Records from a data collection
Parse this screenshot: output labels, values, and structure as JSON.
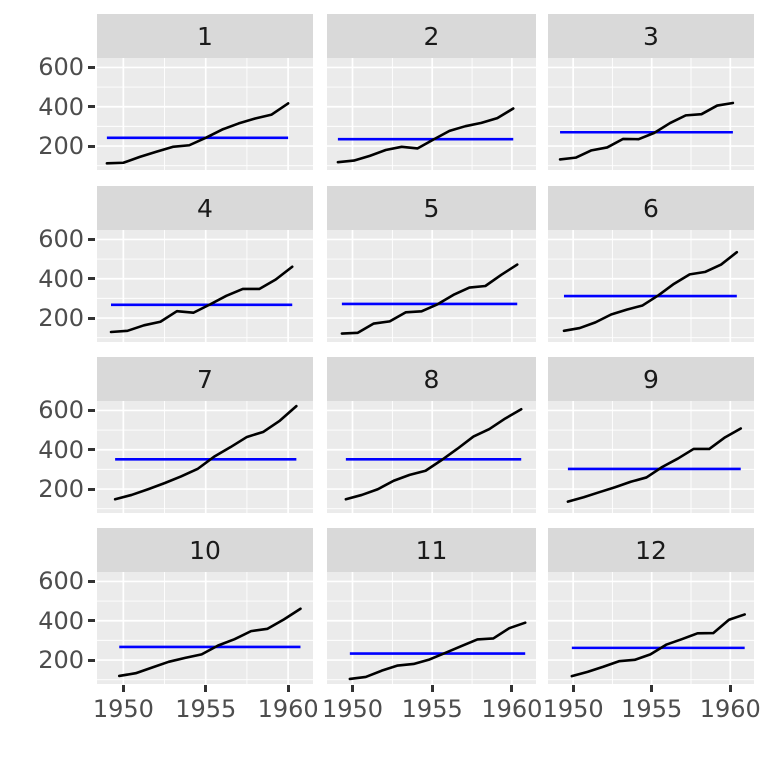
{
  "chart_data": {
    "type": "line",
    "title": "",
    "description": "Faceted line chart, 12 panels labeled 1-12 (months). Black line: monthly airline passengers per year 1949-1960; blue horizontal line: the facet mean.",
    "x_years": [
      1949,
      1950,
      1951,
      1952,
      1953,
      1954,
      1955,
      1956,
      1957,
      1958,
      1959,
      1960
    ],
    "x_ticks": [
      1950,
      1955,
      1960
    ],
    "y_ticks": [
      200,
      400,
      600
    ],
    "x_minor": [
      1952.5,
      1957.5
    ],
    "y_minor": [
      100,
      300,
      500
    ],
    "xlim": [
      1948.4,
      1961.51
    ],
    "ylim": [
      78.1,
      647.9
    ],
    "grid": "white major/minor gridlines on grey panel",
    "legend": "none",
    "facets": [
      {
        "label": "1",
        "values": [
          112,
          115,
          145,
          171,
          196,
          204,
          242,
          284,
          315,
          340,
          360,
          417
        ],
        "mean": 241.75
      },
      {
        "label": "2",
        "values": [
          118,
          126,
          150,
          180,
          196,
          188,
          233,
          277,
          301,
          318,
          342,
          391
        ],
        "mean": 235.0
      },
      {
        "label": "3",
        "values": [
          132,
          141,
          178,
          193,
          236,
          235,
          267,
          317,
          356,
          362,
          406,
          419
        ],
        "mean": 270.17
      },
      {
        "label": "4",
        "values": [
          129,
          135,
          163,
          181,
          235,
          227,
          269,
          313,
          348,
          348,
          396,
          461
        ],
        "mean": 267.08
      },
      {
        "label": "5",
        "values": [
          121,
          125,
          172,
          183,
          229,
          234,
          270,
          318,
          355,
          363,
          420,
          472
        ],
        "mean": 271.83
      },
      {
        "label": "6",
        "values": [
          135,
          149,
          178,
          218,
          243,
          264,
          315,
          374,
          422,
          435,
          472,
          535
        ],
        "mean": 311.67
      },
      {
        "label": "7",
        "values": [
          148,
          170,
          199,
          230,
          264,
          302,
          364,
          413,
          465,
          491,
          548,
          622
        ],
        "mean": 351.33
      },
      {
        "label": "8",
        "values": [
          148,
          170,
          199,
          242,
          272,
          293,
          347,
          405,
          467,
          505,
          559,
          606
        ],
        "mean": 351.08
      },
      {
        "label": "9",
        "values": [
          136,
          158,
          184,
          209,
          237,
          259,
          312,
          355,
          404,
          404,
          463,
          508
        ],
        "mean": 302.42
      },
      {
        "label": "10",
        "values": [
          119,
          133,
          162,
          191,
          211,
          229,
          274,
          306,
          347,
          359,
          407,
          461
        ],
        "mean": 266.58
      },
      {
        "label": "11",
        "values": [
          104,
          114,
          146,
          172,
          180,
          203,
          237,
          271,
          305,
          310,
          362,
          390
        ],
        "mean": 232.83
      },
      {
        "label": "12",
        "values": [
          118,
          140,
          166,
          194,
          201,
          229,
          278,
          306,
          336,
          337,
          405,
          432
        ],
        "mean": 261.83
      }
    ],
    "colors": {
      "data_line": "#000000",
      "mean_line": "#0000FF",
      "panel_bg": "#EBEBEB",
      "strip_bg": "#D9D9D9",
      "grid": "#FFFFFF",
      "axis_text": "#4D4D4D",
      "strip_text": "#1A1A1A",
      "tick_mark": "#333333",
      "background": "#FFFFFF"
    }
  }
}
* * *
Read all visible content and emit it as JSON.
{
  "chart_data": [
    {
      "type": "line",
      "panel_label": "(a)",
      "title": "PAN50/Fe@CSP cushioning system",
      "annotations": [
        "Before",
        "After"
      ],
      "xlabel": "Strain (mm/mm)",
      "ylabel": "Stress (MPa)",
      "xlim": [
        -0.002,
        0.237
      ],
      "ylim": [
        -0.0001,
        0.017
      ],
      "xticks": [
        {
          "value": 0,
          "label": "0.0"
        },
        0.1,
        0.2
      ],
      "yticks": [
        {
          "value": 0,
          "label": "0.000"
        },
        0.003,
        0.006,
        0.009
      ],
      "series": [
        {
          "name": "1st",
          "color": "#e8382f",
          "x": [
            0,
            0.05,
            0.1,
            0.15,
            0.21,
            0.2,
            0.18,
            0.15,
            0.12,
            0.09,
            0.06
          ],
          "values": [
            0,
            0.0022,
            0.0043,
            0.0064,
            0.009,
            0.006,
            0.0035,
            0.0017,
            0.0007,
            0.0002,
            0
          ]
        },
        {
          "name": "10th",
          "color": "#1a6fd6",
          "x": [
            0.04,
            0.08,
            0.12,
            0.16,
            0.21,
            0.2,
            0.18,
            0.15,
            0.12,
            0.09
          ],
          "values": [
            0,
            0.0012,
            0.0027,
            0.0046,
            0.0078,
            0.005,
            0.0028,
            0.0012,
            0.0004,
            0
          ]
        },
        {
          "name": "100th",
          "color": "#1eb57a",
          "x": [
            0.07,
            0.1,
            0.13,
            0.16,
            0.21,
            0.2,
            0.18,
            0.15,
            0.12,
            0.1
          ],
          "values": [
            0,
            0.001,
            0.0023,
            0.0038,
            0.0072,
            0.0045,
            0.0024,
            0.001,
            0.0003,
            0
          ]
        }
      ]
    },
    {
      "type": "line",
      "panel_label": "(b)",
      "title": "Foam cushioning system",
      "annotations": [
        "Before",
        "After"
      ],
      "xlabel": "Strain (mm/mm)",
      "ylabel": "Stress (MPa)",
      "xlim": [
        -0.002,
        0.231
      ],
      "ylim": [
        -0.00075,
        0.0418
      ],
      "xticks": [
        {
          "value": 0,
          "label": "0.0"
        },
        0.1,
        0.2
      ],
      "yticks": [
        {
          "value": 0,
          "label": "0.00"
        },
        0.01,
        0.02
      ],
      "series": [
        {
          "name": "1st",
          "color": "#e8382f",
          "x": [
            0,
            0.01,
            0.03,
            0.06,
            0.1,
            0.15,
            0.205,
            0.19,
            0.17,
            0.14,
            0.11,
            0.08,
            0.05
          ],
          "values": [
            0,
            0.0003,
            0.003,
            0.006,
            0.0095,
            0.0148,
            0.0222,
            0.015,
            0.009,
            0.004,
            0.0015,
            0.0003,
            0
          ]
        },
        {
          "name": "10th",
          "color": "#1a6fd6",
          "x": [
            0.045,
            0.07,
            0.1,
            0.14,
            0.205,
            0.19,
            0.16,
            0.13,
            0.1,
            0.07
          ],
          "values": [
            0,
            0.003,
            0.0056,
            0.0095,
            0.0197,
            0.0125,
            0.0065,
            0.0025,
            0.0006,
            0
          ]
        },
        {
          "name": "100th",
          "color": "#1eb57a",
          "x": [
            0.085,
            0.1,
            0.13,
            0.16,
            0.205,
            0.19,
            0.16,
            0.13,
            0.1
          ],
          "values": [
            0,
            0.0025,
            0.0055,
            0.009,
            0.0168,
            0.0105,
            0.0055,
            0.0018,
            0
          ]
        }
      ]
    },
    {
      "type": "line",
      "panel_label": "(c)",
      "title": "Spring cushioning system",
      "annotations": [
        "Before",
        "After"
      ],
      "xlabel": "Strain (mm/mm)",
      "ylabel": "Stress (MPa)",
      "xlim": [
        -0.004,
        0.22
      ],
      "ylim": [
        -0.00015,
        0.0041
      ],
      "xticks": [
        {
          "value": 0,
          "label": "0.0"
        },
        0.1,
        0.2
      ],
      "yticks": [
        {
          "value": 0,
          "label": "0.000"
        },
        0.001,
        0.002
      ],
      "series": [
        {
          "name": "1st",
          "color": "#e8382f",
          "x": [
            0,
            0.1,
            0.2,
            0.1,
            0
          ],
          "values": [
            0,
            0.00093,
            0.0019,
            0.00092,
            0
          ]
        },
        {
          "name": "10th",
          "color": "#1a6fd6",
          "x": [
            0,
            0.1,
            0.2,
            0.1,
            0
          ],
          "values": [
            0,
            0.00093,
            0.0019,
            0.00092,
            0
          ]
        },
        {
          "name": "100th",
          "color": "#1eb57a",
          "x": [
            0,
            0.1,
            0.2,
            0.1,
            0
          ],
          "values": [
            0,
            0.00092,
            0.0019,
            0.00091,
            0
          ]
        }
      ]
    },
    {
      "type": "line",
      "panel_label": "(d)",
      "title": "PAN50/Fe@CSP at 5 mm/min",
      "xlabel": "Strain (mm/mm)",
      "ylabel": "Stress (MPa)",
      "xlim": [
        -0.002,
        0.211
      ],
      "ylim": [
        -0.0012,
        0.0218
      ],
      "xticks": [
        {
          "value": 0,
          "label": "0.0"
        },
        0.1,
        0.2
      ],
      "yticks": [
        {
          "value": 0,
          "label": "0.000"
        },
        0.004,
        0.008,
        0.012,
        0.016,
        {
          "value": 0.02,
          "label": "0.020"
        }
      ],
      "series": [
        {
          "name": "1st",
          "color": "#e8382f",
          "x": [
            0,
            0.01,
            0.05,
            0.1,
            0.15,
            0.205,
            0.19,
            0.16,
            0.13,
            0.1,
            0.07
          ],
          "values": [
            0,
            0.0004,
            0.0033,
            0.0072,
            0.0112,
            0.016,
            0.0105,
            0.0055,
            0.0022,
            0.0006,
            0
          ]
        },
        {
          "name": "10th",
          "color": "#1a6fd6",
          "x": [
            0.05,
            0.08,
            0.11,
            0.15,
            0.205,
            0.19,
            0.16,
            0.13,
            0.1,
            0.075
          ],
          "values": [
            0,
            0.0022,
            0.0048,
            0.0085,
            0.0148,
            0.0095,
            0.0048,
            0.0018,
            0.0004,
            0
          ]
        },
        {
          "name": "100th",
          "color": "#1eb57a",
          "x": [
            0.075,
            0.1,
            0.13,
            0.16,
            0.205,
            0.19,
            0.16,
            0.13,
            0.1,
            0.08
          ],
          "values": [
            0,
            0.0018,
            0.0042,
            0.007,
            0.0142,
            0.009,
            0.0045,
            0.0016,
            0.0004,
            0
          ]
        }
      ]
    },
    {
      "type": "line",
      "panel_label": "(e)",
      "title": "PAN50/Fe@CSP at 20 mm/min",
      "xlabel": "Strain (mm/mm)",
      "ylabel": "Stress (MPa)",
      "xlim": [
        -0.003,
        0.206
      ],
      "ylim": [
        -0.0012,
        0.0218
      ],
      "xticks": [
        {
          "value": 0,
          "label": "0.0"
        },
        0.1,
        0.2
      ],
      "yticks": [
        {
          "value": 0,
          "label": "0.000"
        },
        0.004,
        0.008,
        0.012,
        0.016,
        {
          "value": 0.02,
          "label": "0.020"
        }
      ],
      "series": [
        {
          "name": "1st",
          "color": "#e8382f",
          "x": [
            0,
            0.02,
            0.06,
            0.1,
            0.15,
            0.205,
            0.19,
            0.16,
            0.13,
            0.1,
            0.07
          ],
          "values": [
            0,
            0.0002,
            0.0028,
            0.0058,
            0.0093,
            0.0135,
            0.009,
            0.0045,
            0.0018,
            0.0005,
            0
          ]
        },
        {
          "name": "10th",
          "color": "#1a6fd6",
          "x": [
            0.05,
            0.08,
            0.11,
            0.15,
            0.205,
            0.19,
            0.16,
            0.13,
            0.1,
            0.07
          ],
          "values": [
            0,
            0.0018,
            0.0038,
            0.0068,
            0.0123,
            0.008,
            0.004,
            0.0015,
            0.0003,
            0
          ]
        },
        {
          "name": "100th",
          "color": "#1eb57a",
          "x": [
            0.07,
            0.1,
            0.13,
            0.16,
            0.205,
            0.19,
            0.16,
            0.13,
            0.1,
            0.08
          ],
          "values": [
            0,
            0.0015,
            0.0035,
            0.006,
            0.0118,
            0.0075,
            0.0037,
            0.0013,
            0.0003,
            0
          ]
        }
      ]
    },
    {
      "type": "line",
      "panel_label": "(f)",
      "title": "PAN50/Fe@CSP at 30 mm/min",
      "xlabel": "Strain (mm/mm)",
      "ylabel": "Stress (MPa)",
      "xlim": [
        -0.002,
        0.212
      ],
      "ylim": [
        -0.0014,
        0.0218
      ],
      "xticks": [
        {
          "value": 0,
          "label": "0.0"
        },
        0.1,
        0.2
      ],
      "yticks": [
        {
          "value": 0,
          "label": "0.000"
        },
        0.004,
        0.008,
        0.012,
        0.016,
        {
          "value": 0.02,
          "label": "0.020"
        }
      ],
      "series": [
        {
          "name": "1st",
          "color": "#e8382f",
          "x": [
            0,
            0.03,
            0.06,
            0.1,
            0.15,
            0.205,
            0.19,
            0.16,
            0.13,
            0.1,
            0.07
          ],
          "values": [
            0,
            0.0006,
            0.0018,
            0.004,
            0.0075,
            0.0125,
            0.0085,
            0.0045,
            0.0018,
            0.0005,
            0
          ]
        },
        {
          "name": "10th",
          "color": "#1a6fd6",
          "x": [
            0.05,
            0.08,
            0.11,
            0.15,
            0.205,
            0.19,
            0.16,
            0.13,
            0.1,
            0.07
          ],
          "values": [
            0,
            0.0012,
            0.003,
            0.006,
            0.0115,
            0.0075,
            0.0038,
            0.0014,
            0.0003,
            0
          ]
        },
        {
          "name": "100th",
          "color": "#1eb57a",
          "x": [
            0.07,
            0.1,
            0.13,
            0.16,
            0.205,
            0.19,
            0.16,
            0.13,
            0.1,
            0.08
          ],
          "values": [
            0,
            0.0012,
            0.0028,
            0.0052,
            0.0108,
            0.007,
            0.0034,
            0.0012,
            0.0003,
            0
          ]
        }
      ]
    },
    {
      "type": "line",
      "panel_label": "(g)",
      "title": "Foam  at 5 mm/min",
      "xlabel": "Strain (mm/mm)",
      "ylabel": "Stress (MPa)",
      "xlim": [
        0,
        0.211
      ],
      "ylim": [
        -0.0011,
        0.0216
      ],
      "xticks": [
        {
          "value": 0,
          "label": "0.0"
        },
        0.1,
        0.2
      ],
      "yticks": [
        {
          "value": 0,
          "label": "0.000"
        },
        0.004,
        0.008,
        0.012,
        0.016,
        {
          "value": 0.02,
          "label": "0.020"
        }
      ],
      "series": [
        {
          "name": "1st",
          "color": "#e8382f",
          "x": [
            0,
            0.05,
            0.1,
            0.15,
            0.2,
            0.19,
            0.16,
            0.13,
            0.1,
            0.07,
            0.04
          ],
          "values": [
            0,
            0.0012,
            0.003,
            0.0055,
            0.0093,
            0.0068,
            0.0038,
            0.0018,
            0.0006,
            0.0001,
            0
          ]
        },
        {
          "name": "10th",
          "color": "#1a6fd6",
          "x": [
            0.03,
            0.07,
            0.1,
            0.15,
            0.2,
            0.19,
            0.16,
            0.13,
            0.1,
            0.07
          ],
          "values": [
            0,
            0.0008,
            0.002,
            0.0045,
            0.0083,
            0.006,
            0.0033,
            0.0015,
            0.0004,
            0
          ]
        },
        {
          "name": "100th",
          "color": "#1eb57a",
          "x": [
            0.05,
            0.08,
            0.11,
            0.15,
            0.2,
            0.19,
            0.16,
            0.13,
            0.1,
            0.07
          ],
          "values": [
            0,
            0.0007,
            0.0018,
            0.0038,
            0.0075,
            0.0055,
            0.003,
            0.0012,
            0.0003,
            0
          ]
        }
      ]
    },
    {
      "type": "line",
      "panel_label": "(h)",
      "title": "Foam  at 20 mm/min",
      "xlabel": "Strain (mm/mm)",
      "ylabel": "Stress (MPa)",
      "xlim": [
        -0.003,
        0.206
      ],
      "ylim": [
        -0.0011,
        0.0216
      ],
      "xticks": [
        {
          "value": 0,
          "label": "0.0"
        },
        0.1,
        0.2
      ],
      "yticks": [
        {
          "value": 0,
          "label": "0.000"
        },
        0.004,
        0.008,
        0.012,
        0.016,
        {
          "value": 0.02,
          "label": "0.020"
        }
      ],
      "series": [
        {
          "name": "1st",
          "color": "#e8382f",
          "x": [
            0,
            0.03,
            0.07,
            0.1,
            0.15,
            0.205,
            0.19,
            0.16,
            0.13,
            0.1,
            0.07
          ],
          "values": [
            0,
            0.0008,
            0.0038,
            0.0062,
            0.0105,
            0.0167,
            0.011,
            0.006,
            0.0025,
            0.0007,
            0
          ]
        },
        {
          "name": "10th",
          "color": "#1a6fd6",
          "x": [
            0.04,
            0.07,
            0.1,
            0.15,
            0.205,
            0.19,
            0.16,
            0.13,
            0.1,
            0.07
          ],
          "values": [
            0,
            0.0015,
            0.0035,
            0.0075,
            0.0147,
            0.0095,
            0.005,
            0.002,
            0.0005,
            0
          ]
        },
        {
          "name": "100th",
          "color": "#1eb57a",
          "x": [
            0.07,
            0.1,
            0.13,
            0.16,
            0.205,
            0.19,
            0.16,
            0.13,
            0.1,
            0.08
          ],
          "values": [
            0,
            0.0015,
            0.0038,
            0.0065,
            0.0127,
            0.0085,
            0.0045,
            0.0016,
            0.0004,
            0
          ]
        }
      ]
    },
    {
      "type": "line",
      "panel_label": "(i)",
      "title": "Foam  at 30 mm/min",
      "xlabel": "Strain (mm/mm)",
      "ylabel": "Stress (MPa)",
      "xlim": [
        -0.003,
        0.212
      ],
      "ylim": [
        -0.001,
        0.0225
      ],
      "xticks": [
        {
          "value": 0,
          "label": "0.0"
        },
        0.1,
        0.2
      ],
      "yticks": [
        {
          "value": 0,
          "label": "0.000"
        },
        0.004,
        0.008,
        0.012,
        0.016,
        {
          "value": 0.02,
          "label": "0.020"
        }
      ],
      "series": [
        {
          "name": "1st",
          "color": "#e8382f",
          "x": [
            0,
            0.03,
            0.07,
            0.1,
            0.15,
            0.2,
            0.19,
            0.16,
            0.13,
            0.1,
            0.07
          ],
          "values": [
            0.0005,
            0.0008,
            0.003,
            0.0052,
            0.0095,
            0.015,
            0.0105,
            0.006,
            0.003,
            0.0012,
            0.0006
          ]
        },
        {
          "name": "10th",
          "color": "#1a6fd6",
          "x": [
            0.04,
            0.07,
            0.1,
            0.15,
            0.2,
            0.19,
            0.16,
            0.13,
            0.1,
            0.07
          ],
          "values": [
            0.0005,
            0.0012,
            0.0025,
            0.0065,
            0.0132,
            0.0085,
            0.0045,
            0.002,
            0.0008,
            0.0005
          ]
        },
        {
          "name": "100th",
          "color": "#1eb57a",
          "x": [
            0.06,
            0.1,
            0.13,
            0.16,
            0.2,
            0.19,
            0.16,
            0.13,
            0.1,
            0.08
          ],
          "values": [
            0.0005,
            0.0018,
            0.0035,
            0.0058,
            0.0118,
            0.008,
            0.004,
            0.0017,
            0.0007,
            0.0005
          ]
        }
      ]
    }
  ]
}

• EXERCISE BRIEF
Pull out each line containing the word "cushioning" and copy it.

• EXERCISE ANSWER
      "title": "PAN50/Fe@CSP cushioning system",
      "title": "Foam cushioning system",
      "title": "Spring cushioning system",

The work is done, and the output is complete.